# [INSTRUCTIONS FOR THE TASK]
Please write out the material below exactly as given.

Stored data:
----------------------------------------

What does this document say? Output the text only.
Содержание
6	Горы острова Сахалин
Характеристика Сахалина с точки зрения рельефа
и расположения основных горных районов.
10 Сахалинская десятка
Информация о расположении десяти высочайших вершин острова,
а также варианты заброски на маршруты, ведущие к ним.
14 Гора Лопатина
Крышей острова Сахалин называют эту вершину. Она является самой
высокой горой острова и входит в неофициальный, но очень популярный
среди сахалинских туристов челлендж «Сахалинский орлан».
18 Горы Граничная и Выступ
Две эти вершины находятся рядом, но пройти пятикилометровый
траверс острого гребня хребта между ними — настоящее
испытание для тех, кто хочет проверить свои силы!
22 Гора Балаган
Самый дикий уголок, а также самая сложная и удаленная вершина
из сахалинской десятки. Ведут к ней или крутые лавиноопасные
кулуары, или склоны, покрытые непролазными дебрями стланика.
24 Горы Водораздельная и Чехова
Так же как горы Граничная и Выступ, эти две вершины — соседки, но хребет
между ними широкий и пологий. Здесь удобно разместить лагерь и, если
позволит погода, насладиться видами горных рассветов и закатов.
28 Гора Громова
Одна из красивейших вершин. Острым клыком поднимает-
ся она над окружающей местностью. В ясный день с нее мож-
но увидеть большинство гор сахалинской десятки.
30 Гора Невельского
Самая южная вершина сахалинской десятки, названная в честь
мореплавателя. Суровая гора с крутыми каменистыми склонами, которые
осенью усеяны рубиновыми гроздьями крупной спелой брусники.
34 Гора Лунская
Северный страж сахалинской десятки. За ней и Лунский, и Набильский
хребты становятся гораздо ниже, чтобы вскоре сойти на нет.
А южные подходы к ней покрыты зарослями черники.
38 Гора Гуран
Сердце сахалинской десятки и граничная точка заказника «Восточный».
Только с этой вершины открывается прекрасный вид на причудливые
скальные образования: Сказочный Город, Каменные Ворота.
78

----------------------------------------

# [FULL OUTPUT]
What does this document say? Output the text only.
Содержание
6	Горы острова Сахалин
Характеристика Сахалина с точки зрения рельефа
и расположения основных горных районов.
10 Сахалинская десятка
Информация о расположении десяти высочайших вершин острова,
а также варианты заброски на маршруты, ведущие к ним.
14 Гора Лопатина
Крышей острова Сахалин называют эту вершину. Она является самой
высокой горой острова и входит в неофициальный, но очень популярный
среди сахалинских туристов челлендж «Сахалинский орлан».
18 Горы Граничная и Выступ
Две эти вершины находятся рядом, но пройти пятикилометровый
траверс острого гребня хребта между ними — настоящее
испытание для тех, кто хочет проверить свои силы!
22 Гора Балаган
Самый дикий уголок, а также самая сложная и удаленная вершина
из сахалинской десятки. Ведут к ней или крутые лавиноопасные
кулуары, или склоны, покрытые непролазными дебрями стланика.
24 Горы Водораздельная и Чехова
Так же как горы Граничная и Выступ, эти две вершины — соседки, но хребет
между ними широкий и пологий. Здесь удобно разместить лагерь и, если
позволит погода, насладиться видами горных рассветов и закатов.
28 Гора Громова
Одна из красивейших вершин. Острым клыком поднимает-
ся она над окружающей местностью. В ясный день с нее мож-
но увидеть большинство гор сахалинской десятки.
30 Гора Невельского
Самая южная вершина сахалинской десятки, названная в честь
мореплавателя. Суровая гора с крутыми каменистыми склонами, которые
осенью усеяны рубиновыми гроздьями крупной спелой брусники.
34 Гора Лунская
Северный страж сахалинской десятки. За ней и Лунский, и Набильский
хребты становятся гораздо ниже, чтобы вскоре сойти на нет.
А южные подходы к ней покрыты зарослями черники.
38 Гора Гуран
Сердце сахалинской десятки и граничная точка заказника «Восточный».
Только с этой вершины открывается прекрасный вид на причудливые
скальные образования: Сказочный Город, Каменные Ворота.
78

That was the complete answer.